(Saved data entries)
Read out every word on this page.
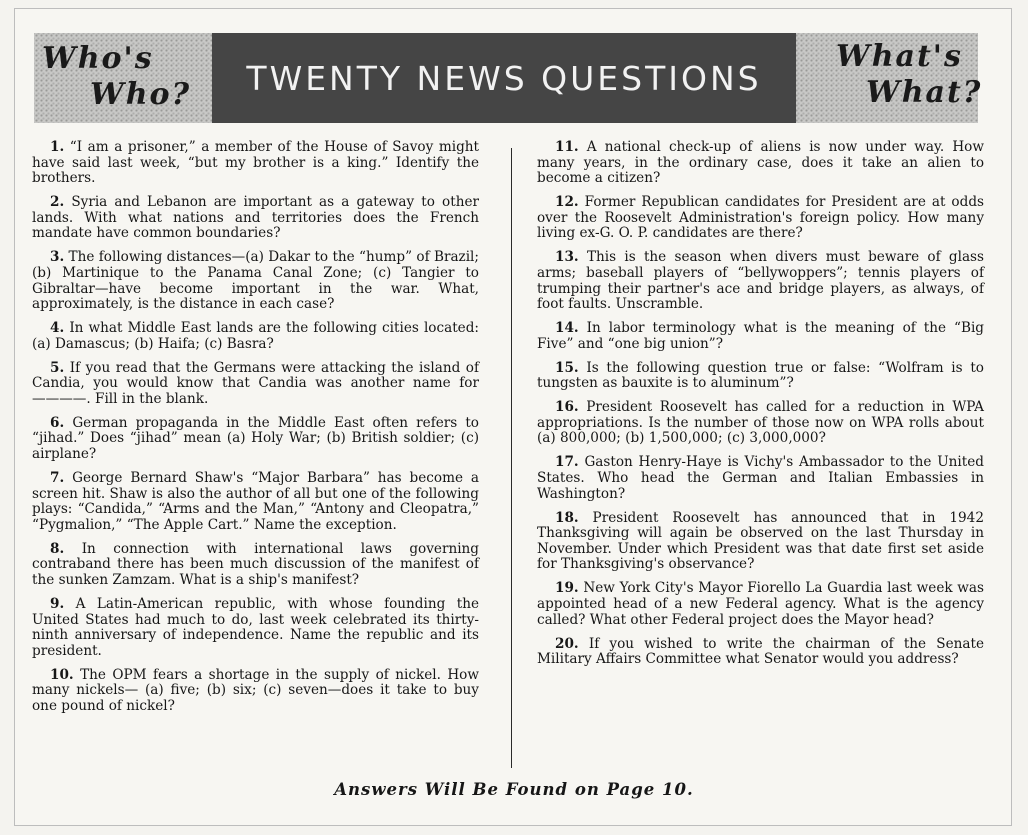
Who's
Who?	TWENTY NEWS QUESTIONS
What's
What?

1. “I am a prisoner,” a member of the House of Savoy might have said last week, “but my brother is a king.” Identify the brothers.

2. Syria and Lebanon are important as a gateway to other lands. With what nations and territories does the French mandate have common boundaries?

3. The following distances—(a) Dakar to the “hump” of Brazil; (b) Martinique to the Panama Canal Zone; (c) Tangier to Gibraltar—have become important in the war. What, approximately, is the distance in each case?

4. In what Middle East lands are the following cities located: (a) Damascus; (b) Haifa; (c) Basra?

5. If you read that the Germans were attacking the island of Candia, you would know that Candia was another name for ————. Fill in the blank.

6. German propaganda in the Middle East often refers to “jihad.” Does “jihad” mean (a) Holy War; (b) British soldier; (c) airplane?

7. George Bernard Shaw's “Major Barbara” has become a screen hit. Shaw is also the author of all but one of the following plays: “Candida,” “Arms and the Man,” “Antony and Cleopatra,” “Pygmalion,” “The Apple Cart.” Name the exception.

8. In connection with international laws governing contraband there has been much discussion of the manifest of the sunken Zamzam. What is a ship's manifest?

9. A Latin-American republic, with whose founding the United States had much to do, last week celebrated its thirty-ninth anniversary of independence. Name the republic and its president.

10. The OPM fears a shortage in the supply of nickel. How many nickels— (a) five; (b) six; (c) seven—does it take to buy one pound of nickel?

11. A national check-up of aliens is now under way. How many years, in the ordinary case, does it take an alien to become a citizen?

12. Former Republican candidates for President are at odds over the Roosevelt Administration's foreign policy. How many living ex-G. O. P. candidates are there?

13. This is the season when divers must beware of glass arms; baseball players of “bellywoppers”; tennis players of trumping their partner's ace and bridge players, as always, of foot faults. Unscramble.

14. In labor terminology what is the meaning of the “Big Five” and “one big union”?

15. Is the following question true or false: “Wolfram is to tungsten as bauxite is to aluminum”?

16. President Roosevelt has called for a reduction in WPA appropriations. Is the number of those now on WPA rolls about (a) 800,000; (b) 1,500,000; (c) 3,000,000?

17. Gaston Henry-Haye is Vichy's Ambassador to the United States. Who head the German and Italian Embassies in Washington?

18. President Roosevelt has announced that in 1942 Thanksgiving will again be observed on the last Thursday in November. Under which President was that date first set aside for Thanksgiving's observance?

19. New York City's Mayor Fiorello La Guardia last week was appointed head of a new Federal agency. What is the agency called? What other Federal project does the Mayor head?

20. If you wished to write the chairman of the Senate Military Affairs Committee what Senator would you address?

Answers Will Be Found on Page 10.
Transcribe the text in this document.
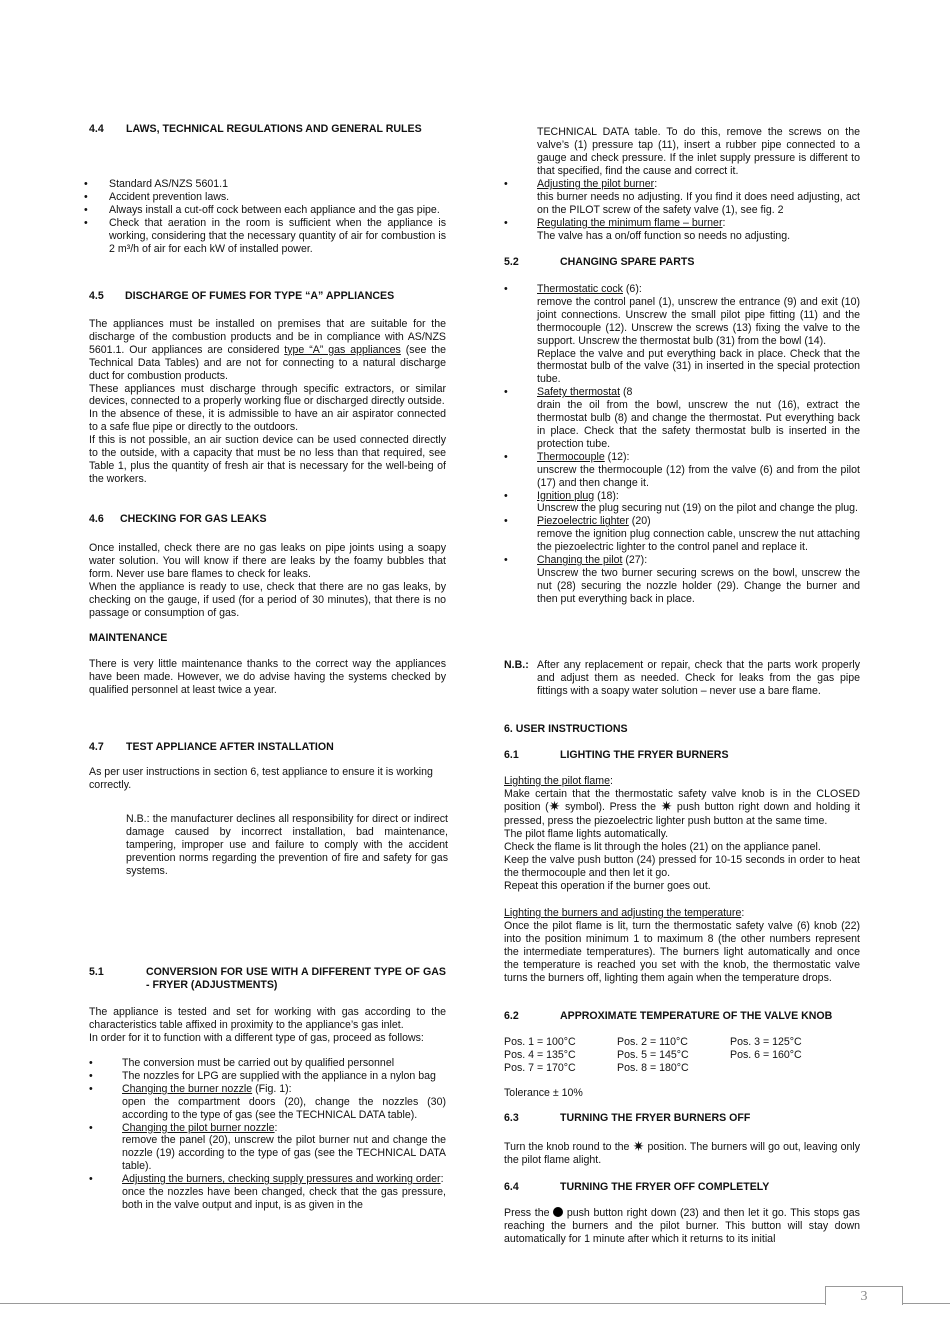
4.4 LAWS, TECHNICAL REGULATIONS AND GENERAL RULES
• Standard AS/NZS 5601.1
• Accident prevention laws.
• Always install a cut-off cock between each appliance and the gas pipe.
• Check that aeration in the room is sufficient when the appliance is working, considering that the necessary quantity of air for combustion is 2 m³/h of air for each kW of installed power.
4.5 DISCHARGE OF FUMES FOR TYPE “A” APPLIANCES
The appliances must be installed on premises that are suitable for the discharge of the combustion products and be in compliance with AS/NZS 5601.1. Our appliances are considered type “A” gas appliances (see the Technical Data Tables) and are not for connecting to a natural discharge duct for combustion products.
These appliances must discharge through specific extractors, or similar devices, connected to a properly working flue or discharged directly outside.
In the absence of these, it is admissible to have an air aspirator connected to a safe flue pipe or directly to the outdoors.
If this is not possible, an air suction device can be used connected directly to the outside, with a capacity that must be no less than that required, see Table 1, plus the quantity of fresh air that is necessary for the well-being of the workers.
4.6 CHECKING FOR GAS LEAKS
Once installed, check there are no gas leaks on pipe joints using a soapy water solution. You will know if there are leaks by the foamy bubbles that form. Never use bare flames to check for leaks.
When the appliance is ready to use, check that there are no gas leaks, by checking on the gauge, if used (for a period of 30 minutes), that there is no passage or consumption of gas.
MAINTENANCE
There is very little maintenance thanks to the correct way the appliances have been made. However, we do advise having the systems checked by qualified personnel at least twice a year.
4.7 TEST APPLIANCE AFTER INSTALLATION
As per user instructions in section 6, test appliance to ensure it is working correctly.
N.B.: the manufacturer declines all responsibility for direct or indirect damage caused by incorrect installation, bad maintenance, tampering, improper use and failure to comply with the accident prevention norms regarding the prevention of fire and safety for gas systems.
5.1	CONVERSION FOR USE WITH A DIFFERENT TYPE OF GAS - FRYER (ADJUSTMENTS)
The appliance is tested and set for working with gas according to the characteristics table affixed in proximity to the appliance’s gas inlet.
In order for it to function with a different type of gas, proceed as follows:
• The conversion must be carried out by qualified personnel
• The nozzles for LPG are supplied with the appliance in a nylon bag
• Changing the burner nozzle (Fig. 1):
open the compartment doors (20), change the nozzles (30) according to the type of gas (see the TECHNICAL DATA table).
• Changing the pilot burner nozzle:
remove the panel (20), unscrew the pilot burner nut and change the nozzle (19) according to the type of gas (see the TECHNICAL DATA table).
• Adjusting the burners, checking supply pressures and working order:
once the nozzles have been changed, check that the gas pressure, both in the valve output and input, is as given in the
TECHNICAL DATA table. To do this, remove the screws on the valve’s (1) pressure tap (11), insert a rubber pipe connected to a gauge and check pressure. If the inlet supply pressure is different to that specified, find the cause and correct it.
• Adjusting the pilot burner:
this burner needs no adjusting. If you find it does need adjusting, act on the PILOT screw of the safety valve (1), see fig. 2
• Regulating the minimum flame – burner:
The valve has a on/off function so needs no adjusting.
5.2	CHANGING SPARE PARTS
• Thermostatic cock (6):
remove the control panel (1), unscrew the entrance (9) and exit (10) joint connections. Unscrew the small pilot pipe fitting (11) and the thermocouple (12). Unscrew the screws (13) fixing the valve to the support. Unscrew the thermostat bulb (31) from the bowl (14).
Replace the valve and put everything back in place. Check that the thermostat bulb of the valve (31) in inserted in the special protection tube.
• Safety thermostat (8
drain the oil from the bowl, unscrew the nut (16), extract the thermostat bulb (8) and change the thermostat. Put everything back in place. Check that the safety thermostat bulb is inserted in the protection tube.
• Thermocouple (12):
unscrew the thermocouple (12) from the valve (6) and from the pilot (17) and then change it.
• Ignition plug (18):
Unscrew the plug securing nut (19) on the pilot and change the plug.
• Piezoelectric lighter (20)
remove the ignition plug connection cable, unscrew the nut attaching the piezoelectric lighter to the control panel and replace it.
• Changing the pilot (27):
Unscrew the two burner securing screws on the bowl, unscrew the nut (28) securing the nozzle holder (29). Change the burner and then put everything back in place.
N.B.: After any replacement or repair, check that the parts work properly and adjust them as needed. Check for leaks from the gas pipe fittings with a soapy water solution – never use a bare flame.
6. USER INSTRUCTIONS
6.1	LIGHTING THE FRYER BURNERS
Lighting the pilot flame:
Make certain that the thermostatic safety valve knob is in the CLOSED position (✷ symbol). Press the ✷ push button right down and holding it pressed, press the piezoelectric lighter push button at the same time.
The pilot flame lights automatically.
Check the flame is lit through the holes (21) on the appliance panel.
Keep the valve push button (24) pressed for 10-15 seconds in order to heat the thermocouple and then let it go.
Repeat this operation if the burner goes out.
Lighting the burners and adjusting the temperature:
Once the pilot flame is lit, turn the thermostatic safety valve (6) knob (22) into the position minimum 1 to maximum 8 (the other numbers represent the intermediate temperatures). The burners light automatically and once the temperature is reached you set with the knob, the thermostatic valve turns the burners off, lighting them again when the temperature drops.
6.2	APPROXIMATE TEMPERATURE OF THE VALVE KNOB
Pos. 1 = 100°C	Pos. 2 = 110°C	Pos. 3 = 125°C
Pos. 4 = 135°C	Pos. 5 = 145°C	Pos. 6 = 160°C
Pos. 7 = 170°C	Pos. 8 = 180°C
Tolerance ± 10%
6.3	TURNING THE FRYER BURNERS OFF
Turn the knob round to the ✷ position. The burners will go out, leaving only the pilot flame alight.
6.4	TURNING THE FRYER OFF COMPLETELY
Press the  push button right down (23) and then let it go. This stops gas reaching the burners and the pilot burner. This button will stay down automatically for 1 minute after which it returns to its initial
3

● **Request**: Copy out every line of the data that includes the word "have".

● **Response below**:
1. “I am a prisoner,” a member of the House of Savoy might have said last week, “but my brother is a king.” Identify the brothers.
2. Syria and Lebanon are important as a gateway to other lands. With what nations and territories does the French mandate have common boundaries?
3. The following distances—(a) Dakar to the “hump” of Brazil; (b) Martinique to the Panama Canal Zone; (c) Tangier to Gibraltar—have become important in the war. What, approximately, is the distance in each case?
In the absence of these, it is admissible to have an air aspirator connected to a safe flue pipe or directly to the outdoors.
There is very little maintenance thanks to the correct way the appliances have been made. However, we do advise having the systems checked by qualified personnel at least twice a year.
once the nozzles have been changed, check that the gas pressure, both in the valve output and input, is as given in the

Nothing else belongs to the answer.